▶ [PROBLEM STATEMENT] In this exercise, return the whole listing exactly, excluding any images.

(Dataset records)
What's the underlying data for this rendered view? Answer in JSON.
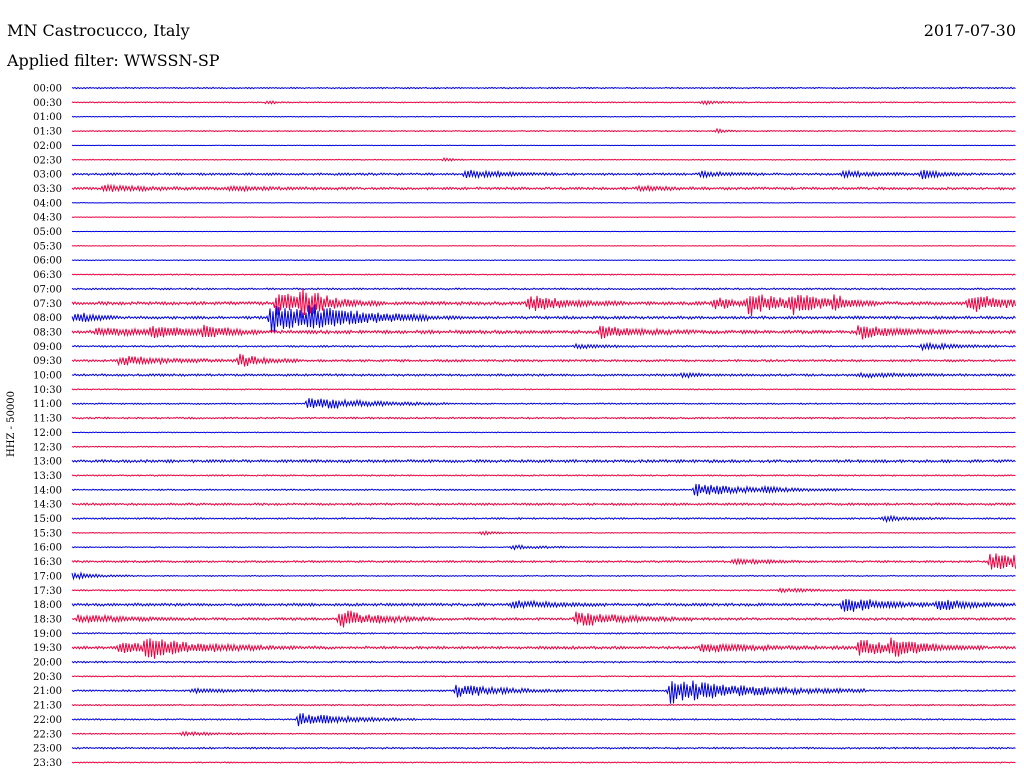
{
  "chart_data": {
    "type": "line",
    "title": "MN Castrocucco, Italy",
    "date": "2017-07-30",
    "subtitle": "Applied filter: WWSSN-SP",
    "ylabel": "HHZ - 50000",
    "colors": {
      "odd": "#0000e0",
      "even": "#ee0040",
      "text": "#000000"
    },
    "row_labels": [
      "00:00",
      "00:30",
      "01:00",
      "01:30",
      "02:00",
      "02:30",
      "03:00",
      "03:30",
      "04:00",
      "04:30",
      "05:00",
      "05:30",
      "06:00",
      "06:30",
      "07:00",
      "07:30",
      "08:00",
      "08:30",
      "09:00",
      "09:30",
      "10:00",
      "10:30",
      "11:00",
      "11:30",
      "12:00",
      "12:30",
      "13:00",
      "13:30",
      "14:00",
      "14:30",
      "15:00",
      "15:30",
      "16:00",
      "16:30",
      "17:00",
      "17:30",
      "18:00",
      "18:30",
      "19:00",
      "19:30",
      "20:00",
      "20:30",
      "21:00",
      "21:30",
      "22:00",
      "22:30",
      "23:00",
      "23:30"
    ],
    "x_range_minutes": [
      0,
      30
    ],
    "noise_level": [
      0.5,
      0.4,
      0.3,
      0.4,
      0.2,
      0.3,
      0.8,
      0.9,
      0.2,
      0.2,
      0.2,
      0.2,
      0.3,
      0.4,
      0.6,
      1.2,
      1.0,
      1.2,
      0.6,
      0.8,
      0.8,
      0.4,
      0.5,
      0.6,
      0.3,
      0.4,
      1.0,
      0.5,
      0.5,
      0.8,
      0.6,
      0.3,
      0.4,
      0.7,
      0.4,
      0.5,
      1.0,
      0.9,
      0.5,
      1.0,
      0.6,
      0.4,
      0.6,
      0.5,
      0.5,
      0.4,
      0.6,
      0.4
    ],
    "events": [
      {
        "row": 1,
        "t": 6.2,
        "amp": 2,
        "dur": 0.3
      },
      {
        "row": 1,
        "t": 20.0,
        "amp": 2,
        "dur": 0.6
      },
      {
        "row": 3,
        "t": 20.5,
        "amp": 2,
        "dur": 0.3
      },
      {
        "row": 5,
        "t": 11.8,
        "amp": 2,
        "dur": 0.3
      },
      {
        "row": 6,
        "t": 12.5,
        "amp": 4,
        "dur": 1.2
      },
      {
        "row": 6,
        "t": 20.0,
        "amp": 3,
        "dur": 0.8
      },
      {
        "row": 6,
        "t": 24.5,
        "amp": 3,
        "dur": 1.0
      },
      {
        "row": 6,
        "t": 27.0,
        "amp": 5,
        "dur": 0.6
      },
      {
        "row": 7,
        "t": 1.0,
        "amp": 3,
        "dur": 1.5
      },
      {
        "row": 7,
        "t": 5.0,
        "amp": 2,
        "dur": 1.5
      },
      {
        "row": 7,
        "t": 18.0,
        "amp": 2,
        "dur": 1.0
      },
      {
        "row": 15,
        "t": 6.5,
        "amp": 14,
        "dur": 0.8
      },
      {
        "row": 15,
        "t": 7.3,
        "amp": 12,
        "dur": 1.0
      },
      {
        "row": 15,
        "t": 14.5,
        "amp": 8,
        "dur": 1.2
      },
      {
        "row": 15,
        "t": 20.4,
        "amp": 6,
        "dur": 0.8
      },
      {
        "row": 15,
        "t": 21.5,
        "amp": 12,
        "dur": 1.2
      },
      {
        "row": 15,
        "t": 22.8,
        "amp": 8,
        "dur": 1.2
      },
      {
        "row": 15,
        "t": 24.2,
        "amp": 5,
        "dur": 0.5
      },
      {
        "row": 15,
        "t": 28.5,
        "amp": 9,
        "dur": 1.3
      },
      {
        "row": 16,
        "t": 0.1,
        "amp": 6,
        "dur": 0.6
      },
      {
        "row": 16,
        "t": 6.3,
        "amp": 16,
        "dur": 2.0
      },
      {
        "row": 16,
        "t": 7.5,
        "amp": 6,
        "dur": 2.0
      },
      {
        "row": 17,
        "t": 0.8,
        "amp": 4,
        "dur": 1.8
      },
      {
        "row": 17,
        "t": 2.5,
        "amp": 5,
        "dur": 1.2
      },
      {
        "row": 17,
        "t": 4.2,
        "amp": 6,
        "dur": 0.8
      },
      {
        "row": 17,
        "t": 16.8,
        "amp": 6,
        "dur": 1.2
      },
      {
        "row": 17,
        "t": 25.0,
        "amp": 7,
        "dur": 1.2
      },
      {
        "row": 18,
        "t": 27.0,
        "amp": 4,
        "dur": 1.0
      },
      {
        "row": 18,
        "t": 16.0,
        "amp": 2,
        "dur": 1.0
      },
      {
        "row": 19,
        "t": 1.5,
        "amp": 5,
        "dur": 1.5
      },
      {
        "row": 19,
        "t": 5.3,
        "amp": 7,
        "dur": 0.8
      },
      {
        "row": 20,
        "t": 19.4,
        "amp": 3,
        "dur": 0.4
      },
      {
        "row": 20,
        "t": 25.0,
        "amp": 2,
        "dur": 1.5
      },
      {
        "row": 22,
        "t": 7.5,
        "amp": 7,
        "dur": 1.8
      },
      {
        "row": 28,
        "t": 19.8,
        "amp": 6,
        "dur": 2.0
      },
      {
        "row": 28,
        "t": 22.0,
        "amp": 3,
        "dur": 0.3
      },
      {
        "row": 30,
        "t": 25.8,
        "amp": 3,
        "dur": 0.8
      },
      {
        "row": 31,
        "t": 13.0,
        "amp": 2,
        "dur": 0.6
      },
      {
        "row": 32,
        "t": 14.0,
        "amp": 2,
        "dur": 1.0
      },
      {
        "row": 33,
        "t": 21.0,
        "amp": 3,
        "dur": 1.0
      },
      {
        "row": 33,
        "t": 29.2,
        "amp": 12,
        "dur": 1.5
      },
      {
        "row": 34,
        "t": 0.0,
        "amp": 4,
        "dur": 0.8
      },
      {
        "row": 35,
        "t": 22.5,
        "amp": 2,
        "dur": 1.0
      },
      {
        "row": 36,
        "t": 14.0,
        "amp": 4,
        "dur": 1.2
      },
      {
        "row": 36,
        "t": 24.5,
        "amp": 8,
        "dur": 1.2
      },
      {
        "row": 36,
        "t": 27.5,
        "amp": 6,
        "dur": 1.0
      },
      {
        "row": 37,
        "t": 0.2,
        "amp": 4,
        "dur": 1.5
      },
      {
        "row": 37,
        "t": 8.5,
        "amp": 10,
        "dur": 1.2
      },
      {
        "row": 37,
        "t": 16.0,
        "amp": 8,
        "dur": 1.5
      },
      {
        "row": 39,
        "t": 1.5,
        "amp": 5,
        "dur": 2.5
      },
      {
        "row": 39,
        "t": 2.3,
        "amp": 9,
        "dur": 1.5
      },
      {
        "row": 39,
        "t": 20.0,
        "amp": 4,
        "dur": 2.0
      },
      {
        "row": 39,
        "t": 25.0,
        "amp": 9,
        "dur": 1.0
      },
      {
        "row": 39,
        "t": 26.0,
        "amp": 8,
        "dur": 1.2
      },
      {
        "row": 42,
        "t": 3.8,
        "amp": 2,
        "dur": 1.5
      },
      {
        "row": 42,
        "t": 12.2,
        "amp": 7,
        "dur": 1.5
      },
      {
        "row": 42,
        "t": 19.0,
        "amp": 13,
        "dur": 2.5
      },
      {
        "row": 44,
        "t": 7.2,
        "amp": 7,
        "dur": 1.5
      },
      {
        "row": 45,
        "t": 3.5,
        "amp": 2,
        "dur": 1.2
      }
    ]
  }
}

▶ [SOLUTION TO THIS TASK]
What's the underlying data for this rendered view? Answer in JSON.
{
  "chart_data": {
    "type": "line",
    "title": "MN Castrocucco, Italy",
    "date": "2017-07-30",
    "subtitle": "Applied filter: WWSSN-SP",
    "ylabel": "HHZ - 50000",
    "colors": {
      "odd": "#0000e0",
      "even": "#ee0040",
      "text": "#000000"
    },
    "row_labels": [
      "00:00",
      "00:30",
      "01:00",
      "01:30",
      "02:00",
      "02:30",
      "03:00",
      "03:30",
      "04:00",
      "04:30",
      "05:00",
      "05:30",
      "06:00",
      "06:30",
      "07:00",
      "07:30",
      "08:00",
      "08:30",
      "09:00",
      "09:30",
      "10:00",
      "10:30",
      "11:00",
      "11:30",
      "12:00",
      "12:30",
      "13:00",
      "13:30",
      "14:00",
      "14:30",
      "15:00",
      "15:30",
      "16:00",
      "16:30",
      "17:00",
      "17:30",
      "18:00",
      "18:30",
      "19:00",
      "19:30",
      "20:00",
      "20:30",
      "21:00",
      "21:30",
      "22:00",
      "22:30",
      "23:00",
      "23:30"
    ],
    "x_range_minutes": [
      0,
      30
    ],
    "noise_level": [
      0.5,
      0.4,
      0.3,
      0.4,
      0.2,
      0.3,
      0.8,
      0.9,
      0.2,
      0.2,
      0.2,
      0.2,
      0.3,
      0.4,
      0.6,
      1.2,
      1.0,
      1.2,
      0.6,
      0.8,
      0.8,
      0.4,
      0.5,
      0.6,
      0.3,
      0.4,
      1.0,
      0.5,
      0.5,
      0.8,
      0.6,
      0.3,
      0.4,
      0.7,
      0.4,
      0.5,
      1.0,
      0.9,
      0.5,
      1.0,
      0.6,
      0.4,
      0.6,
      0.5,
      0.5,
      0.4,
      0.6,
      0.4
    ],
    "events": [
      {
        "row": 1,
        "t": 6.2,
        "amp": 2,
        "dur": 0.3
      },
      {
        "row": 1,
        "t": 20.0,
        "amp": 2,
        "dur": 0.6
      },
      {
        "row": 3,
        "t": 20.5,
        "amp": 2,
        "dur": 0.3
      },
      {
        "row": 5,
        "t": 11.8,
        "amp": 2,
        "dur": 0.3
      },
      {
        "row": 6,
        "t": 12.5,
        "amp": 4,
        "dur": 1.2
      },
      {
        "row": 6,
        "t": 20.0,
        "amp": 3,
        "dur": 0.8
      },
      {
        "row": 6,
        "t": 24.5,
        "amp": 3,
        "dur": 1.0
      },
      {
        "row": 6,
        "t": 27.0,
        "amp": 5,
        "dur": 0.6
      },
      {
        "row": 7,
        "t": 1.0,
        "amp": 3,
        "dur": 1.5
      },
      {
        "row": 7,
        "t": 5.0,
        "amp": 2,
        "dur": 1.5
      },
      {
        "row": 7,
        "t": 18.0,
        "amp": 2,
        "dur": 1.0
      },
      {
        "row": 15,
        "t": 6.5,
        "amp": 14,
        "dur": 0.8
      },
      {
        "row": 15,
        "t": 7.3,
        "amp": 12,
        "dur": 1.0
      },
      {
        "row": 15,
        "t": 14.5,
        "amp": 8,
        "dur": 1.2
      },
      {
        "row": 15,
        "t": 20.4,
        "amp": 6,
        "dur": 0.8
      },
      {
        "row": 15,
        "t": 21.5,
        "amp": 12,
        "dur": 1.2
      },
      {
        "row": 15,
        "t": 22.8,
        "amp": 8,
        "dur": 1.2
      },
      {
        "row": 15,
        "t": 24.2,
        "amp": 5,
        "dur": 0.5
      },
      {
        "row": 15,
        "t": 28.5,
        "amp": 9,
        "dur": 1.3
      },
      {
        "row": 16,
        "t": 0.1,
        "amp": 6,
        "dur": 0.6
      },
      {
        "row": 16,
        "t": 6.3,
        "amp": 16,
        "dur": 2.0
      },
      {
        "row": 16,
        "t": 7.5,
        "amp": 6,
        "dur": 2.0
      },
      {
        "row": 17,
        "t": 0.8,
        "amp": 4,
        "dur": 1.8
      },
      {
        "row": 17,
        "t": 2.5,
        "amp": 5,
        "dur": 1.2
      },
      {
        "row": 17,
        "t": 4.2,
        "amp": 6,
        "dur": 0.8
      },
      {
        "row": 17,
        "t": 16.8,
        "amp": 6,
        "dur": 1.2
      },
      {
        "row": 17,
        "t": 25.0,
        "amp": 7,
        "dur": 1.2
      },
      {
        "row": 18,
        "t": 27.0,
        "amp": 4,
        "dur": 1.0
      },
      {
        "row": 18,
        "t": 16.0,
        "amp": 2,
        "dur": 1.0
      },
      {
        "row": 19,
        "t": 1.5,
        "amp": 5,
        "dur": 1.5
      },
      {
        "row": 19,
        "t": 5.3,
        "amp": 7,
        "dur": 0.8
      },
      {
        "row": 20,
        "t": 19.4,
        "amp": 3,
        "dur": 0.4
      },
      {
        "row": 20,
        "t": 25.0,
        "amp": 2,
        "dur": 1.5
      },
      {
        "row": 22,
        "t": 7.5,
        "amp": 7,
        "dur": 1.8
      },
      {
        "row": 28,
        "t": 19.8,
        "amp": 6,
        "dur": 2.0
      },
      {
        "row": 28,
        "t": 22.0,
        "amp": 3,
        "dur": 0.3
      },
      {
        "row": 30,
        "t": 25.8,
        "amp": 3,
        "dur": 0.8
      },
      {
        "row": 31,
        "t": 13.0,
        "amp": 2,
        "dur": 0.6
      },
      {
        "row": 32,
        "t": 14.0,
        "amp": 2,
        "dur": 1.0
      },
      {
        "row": 33,
        "t": 21.0,
        "amp": 3,
        "dur": 1.0
      },
      {
        "row": 33,
        "t": 29.2,
        "amp": 12,
        "dur": 1.5
      },
      {
        "row": 34,
        "t": 0.0,
        "amp": 4,
        "dur": 0.8
      },
      {
        "row": 35,
        "t": 22.5,
        "amp": 2,
        "dur": 1.0
      },
      {
        "row": 36,
        "t": 14.0,
        "amp": 4,
        "dur": 1.2
      },
      {
        "row": 36,
        "t": 24.5,
        "amp": 8,
        "dur": 1.2
      },
      {
        "row": 36,
        "t": 27.5,
        "amp": 6,
        "dur": 1.0
      },
      {
        "row": 37,
        "t": 0.2,
        "amp": 4,
        "dur": 1.5
      },
      {
        "row": 37,
        "t": 8.5,
        "amp": 10,
        "dur": 1.2
      },
      {
        "row": 37,
        "t": 16.0,
        "amp": 8,
        "dur": 1.5
      },
      {
        "row": 39,
        "t": 1.5,
        "amp": 5,
        "dur": 2.5
      },
      {
        "row": 39,
        "t": 2.3,
        "amp": 9,
        "dur": 1.5
      },
      {
        "row": 39,
        "t": 20.0,
        "amp": 4,
        "dur": 2.0
      },
      {
        "row": 39,
        "t": 25.0,
        "amp": 9,
        "dur": 1.0
      },
      {
        "row": 39,
        "t": 26.0,
        "amp": 8,
        "dur": 1.2
      },
      {
        "row": 42,
        "t": 3.8,
        "amp": 2,
        "dur": 1.5
      },
      {
        "row": 42,
        "t": 12.2,
        "amp": 7,
        "dur": 1.5
      },
      {
        "row": 42,
        "t": 19.0,
        "amp": 13,
        "dur": 2.5
      },
      {
        "row": 44,
        "t": 7.2,
        "amp": 7,
        "dur": 1.5
      },
      {
        "row": 45,
        "t": 3.5,
        "amp": 2,
        "dur": 1.2
      }
    ]
  }
}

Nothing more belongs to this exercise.